### What the exercise asks
Quote all of the data that follows exactly as written, skipping the images.

[Items from a dataset]
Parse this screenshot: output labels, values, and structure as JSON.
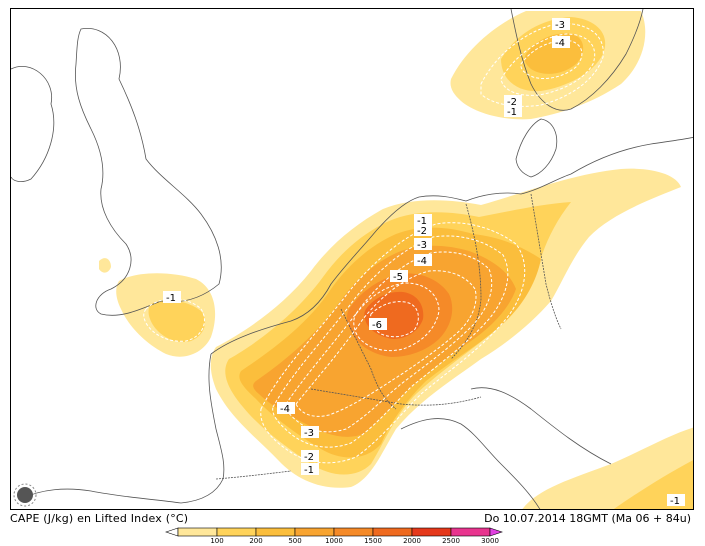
{
  "map": {
    "title_left": "CAPE (J/kg) en Lifted Index (°C)",
    "title_right": "Do 10.07.2014 18GMT (Ma 06 + 84u)",
    "logo_icon": "sun-logo-icon",
    "colors": {
      "c100": "#ffe79a",
      "c200": "#ffd35a",
      "c500": "#fbbe3c",
      "c1000": "#f8a430",
      "c1500": "#f58a28",
      "c2000": "#ef6a1f",
      "c2500": "#e5381b",
      "c3000": "#e8348e",
      "c3500": "#e040e0",
      "coast": "#555555",
      "contour": "#ffffff"
    },
    "lifted_index_labels": [
      {
        "text": "-3"
      },
      {
        "text": "-4"
      },
      {
        "text": "-2"
      },
      {
        "text": "-1"
      },
      {
        "text": "-1"
      },
      {
        "text": "-2"
      },
      {
        "text": "-3"
      },
      {
        "text": "-4"
      },
      {
        "text": "-5"
      },
      {
        "text": "-6"
      },
      {
        "text": "-1"
      },
      {
        "text": "-4"
      },
      {
        "text": "-3"
      },
      {
        "text": "-2"
      },
      {
        "text": "-1"
      },
      {
        "text": "-1"
      }
    ]
  },
  "legend": {
    "ticks": [
      "100",
      "200",
      "500",
      "1000",
      "1500",
      "2000",
      "2500",
      "3000"
    ]
  }
}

### Finished exercise
Parse this screenshot: output labels, values, and structure as JSON.
{
  "map": {
    "title_left": "CAPE (J/kg) en Lifted Index (°C)",
    "title_right": "Do 10.07.2014 18GMT (Ma 06 + 84u)",
    "logo_icon": "sun-logo-icon",
    "colors": {
      "c100": "#ffe79a",
      "c200": "#ffd35a",
      "c500": "#fbbe3c",
      "c1000": "#f8a430",
      "c1500": "#f58a28",
      "c2000": "#ef6a1f",
      "c2500": "#e5381b",
      "c3000": "#e8348e",
      "c3500": "#e040e0",
      "coast": "#555555",
      "contour": "#ffffff"
    },
    "lifted_index_labels": [
      {
        "text": "-3"
      },
      {
        "text": "-4"
      },
      {
        "text": "-2"
      },
      {
        "text": "-1"
      },
      {
        "text": "-1"
      },
      {
        "text": "-2"
      },
      {
        "text": "-3"
      },
      {
        "text": "-4"
      },
      {
        "text": "-5"
      },
      {
        "text": "-6"
      },
      {
        "text": "-1"
      },
      {
        "text": "-4"
      },
      {
        "text": "-3"
      },
      {
        "text": "-2"
      },
      {
        "text": "-1"
      },
      {
        "text": "-1"
      }
    ]
  },
  "legend": {
    "ticks": [
      "100",
      "200",
      "500",
      "1000",
      "1500",
      "2000",
      "2500",
      "3000"
    ]
  }
}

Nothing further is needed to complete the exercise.